--- WHAT IS REQUIRED ---
Collect every line below that contains the word "colder".

--- GIVEN INFORMATION ---
==========

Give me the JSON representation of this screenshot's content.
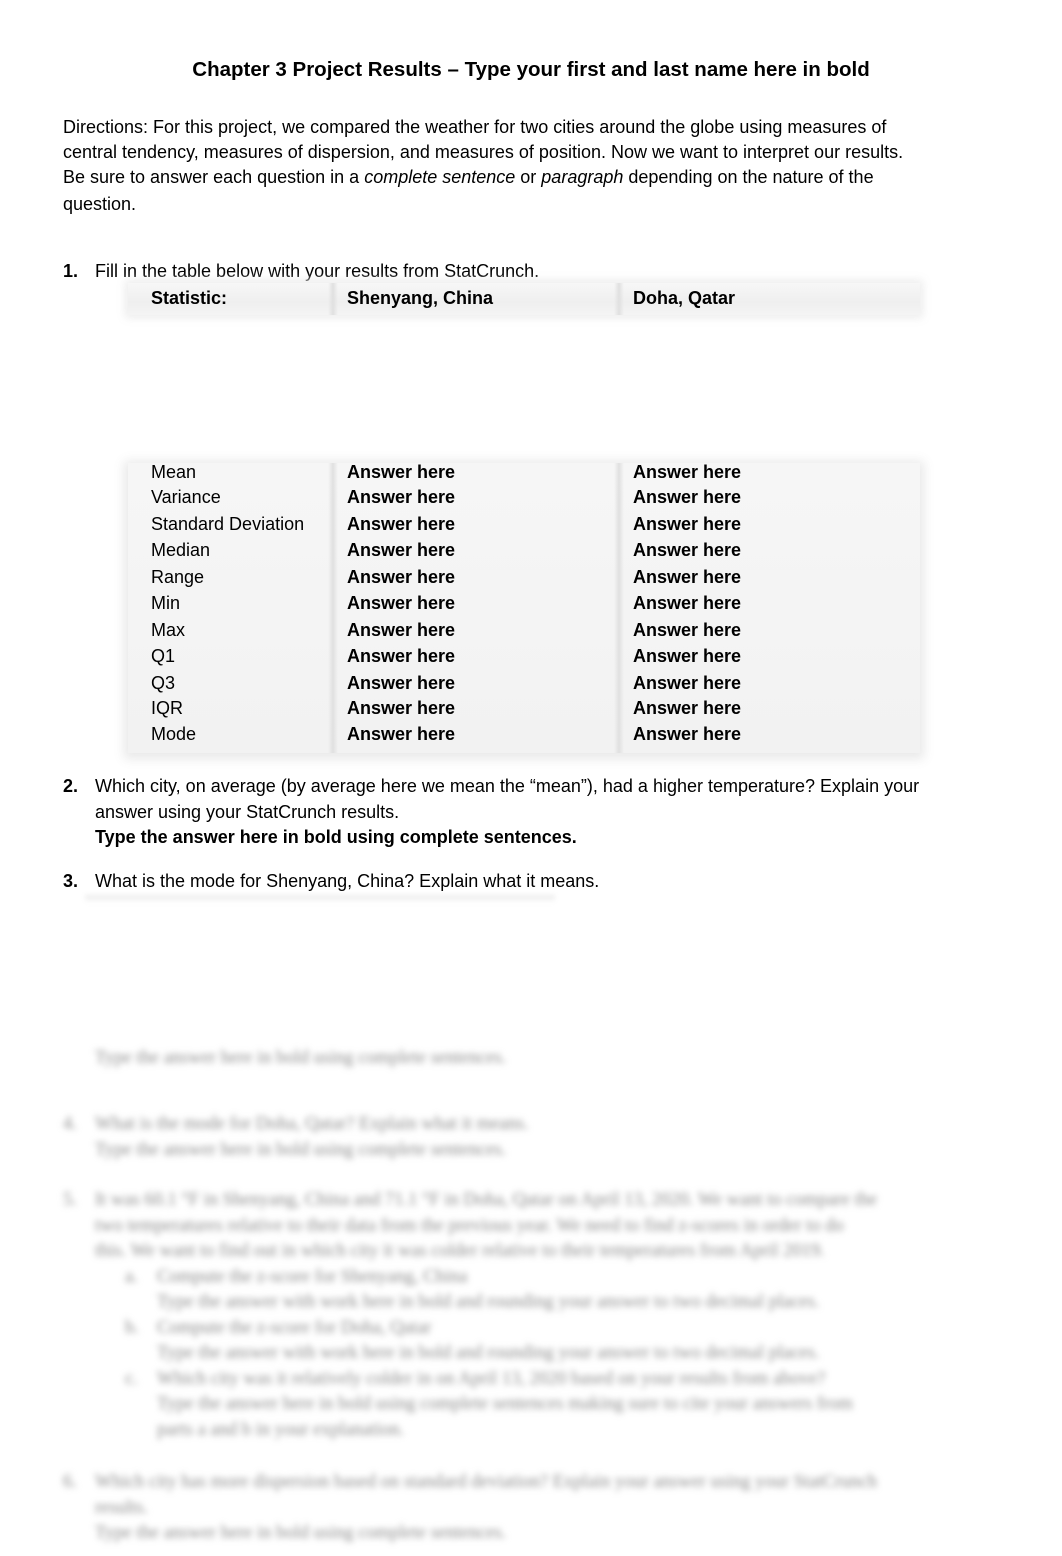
{
  "document": {
    "title": "Chapter 3 Project Results – Type your first and last name here in bold",
    "directions": {
      "line1": "Directions: For this project, we compared the weather for two cities around the globe using measures of",
      "line2": "central tendency, measures of dispersion, and measures of position. Now we want to interpret our results.",
      "line3_pre": "Be sure to answer each question in a ",
      "line3_em1": "complete sentence",
      "line3_mid": " or ",
      "line3_em2": "paragraph",
      "line3_post": " depending on the nature of the",
      "line4": "question."
    },
    "questions": [
      {
        "number": "1.",
        "text": "Fill in the table below with your results from StatCrunch."
      },
      {
        "number": "2.",
        "line1": "Which city, on average (by average here we mean the “mean”), had a higher temperature? Explain your",
        "line2": "answer using your StatCrunch results.",
        "answer_prompt": "Type the answer here in bold using complete sentences."
      },
      {
        "number": "3.",
        "text": "What is the mode for Shenyang, China? Explain what it means."
      }
    ],
    "table": {
      "headers": [
        "Statistic:",
        "Shenyang, China",
        "Doha, Qatar"
      ],
      "rows": [
        {
          "statistic": "Mean",
          "shenyang": "Answer here",
          "doha": "Answer here"
        },
        {
          "statistic": "Variance",
          "shenyang": "Answer here",
          "doha": "Answer here"
        },
        {
          "statistic": "Standard Deviation",
          "shenyang": "Answer here",
          "doha": "Answer here"
        },
        {
          "statistic": "Median",
          "shenyang": "Answer here",
          "doha": "Answer here"
        },
        {
          "statistic": "Range",
          "shenyang": "Answer here",
          "doha": "Answer here"
        },
        {
          "statistic": "Min",
          "shenyang": "Answer here",
          "doha": "Answer here"
        },
        {
          "statistic": "Max",
          "shenyang": "Answer here",
          "doha": "Answer here"
        },
        {
          "statistic": "Q1",
          "shenyang": "Answer here",
          "doha": "Answer here"
        },
        {
          "statistic": "Q3",
          "shenyang": "Answer here",
          "doha": "Answer here"
        },
        {
          "statistic": "IQR",
          "shenyang": "Answer here",
          "doha": "Answer here"
        },
        {
          "statistic": "Mode",
          "shenyang": "Answer here",
          "doha": "Answer here"
        }
      ]
    },
    "blurred": {
      "q3_answer": "Type the answer here in bold using complete sentences.",
      "q4_number": "4.",
      "q4_line1": "What is the mode for Doha, Qatar? Explain what it means.",
      "q4_answer": "Type the answer here in bold using complete sentences.",
      "q5_number": "5.",
      "q5_line1": "It was 60.1 °F in Shenyang, China and 71.1 °F in Doha, Qatar on April 13, 2020. We want to compare the",
      "q5_line2": "two temperatures relative to their data from the previous year. We need to find z-scores in order to do",
      "q5_line3": "this. We want to find out in which city it was colder relative to their temperatures from April 2019.",
      "q5_subs": [
        {
          "label": "a.",
          "line1": "Compute the z-score for Shenyang, China",
          "line2": "Type the answer with work here in bold and rounding your answer to two decimal places."
        },
        {
          "label": "b.",
          "line1": "Compute the z-score for Doha, Qatar",
          "line2": "Type the answer with work here in bold and rounding your answer to two decimal places."
        },
        {
          "label": "c.",
          "line1": "Which city was it relatively colder in on April 13, 2020 based on your results from above?",
          "line2": "Type the answer here in bold using complete sentences making sure to cite your answers from",
          "line3": "parts a and b in your explanation."
        }
      ],
      "q6_number": "6.",
      "q6_line1": "Which city has more dispersion based on standard deviation? Explain your answer using your StatCrunch",
      "q6_line2": "results.",
      "q6_answer": "Type the answer here in bold using complete sentences."
    }
  }
}
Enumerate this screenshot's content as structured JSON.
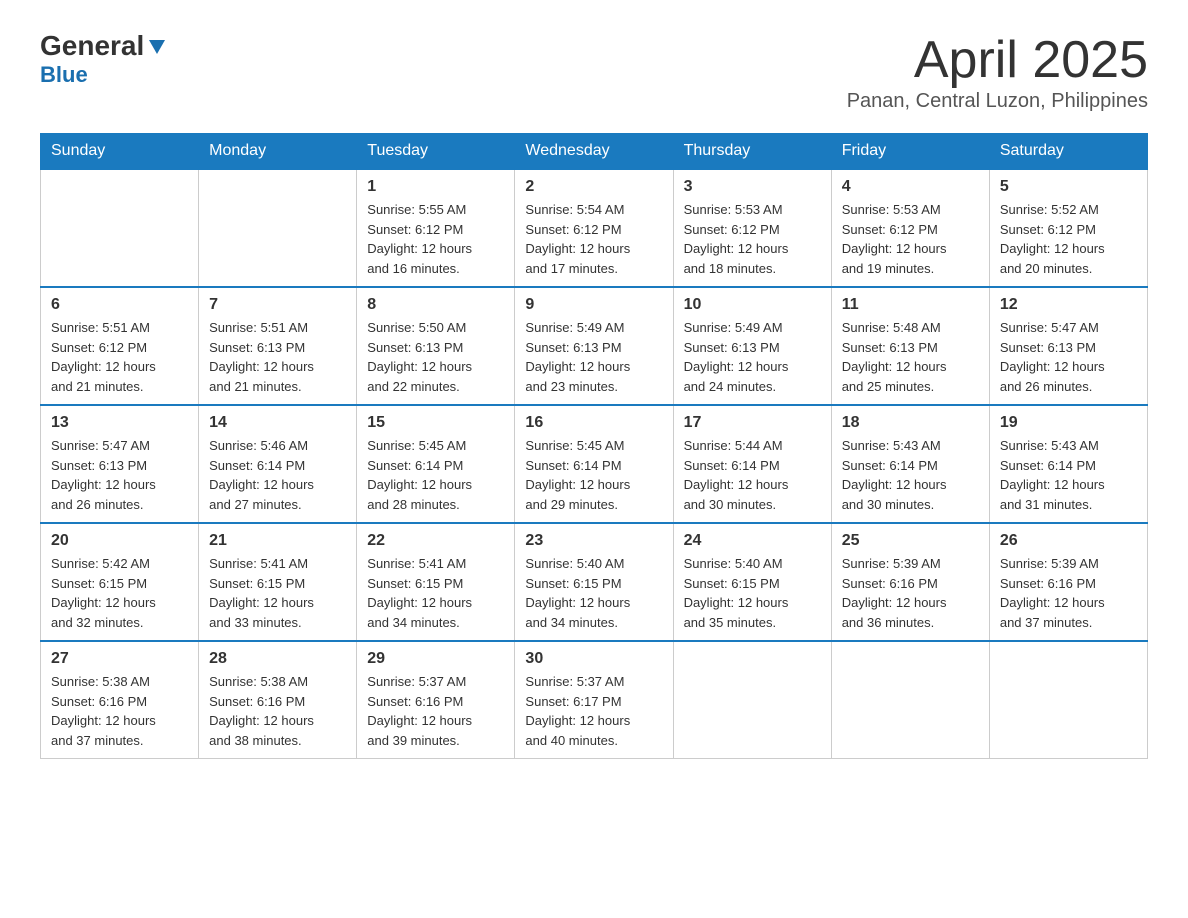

==========

--- FINISHED ANSWER ---
      "q5_line3": "this. We want to find out in which city it was colder relative to their temperatures from April 2019.",
          "line1": "Which city was it relatively colder in on April 13, 2020 based on your results from above?",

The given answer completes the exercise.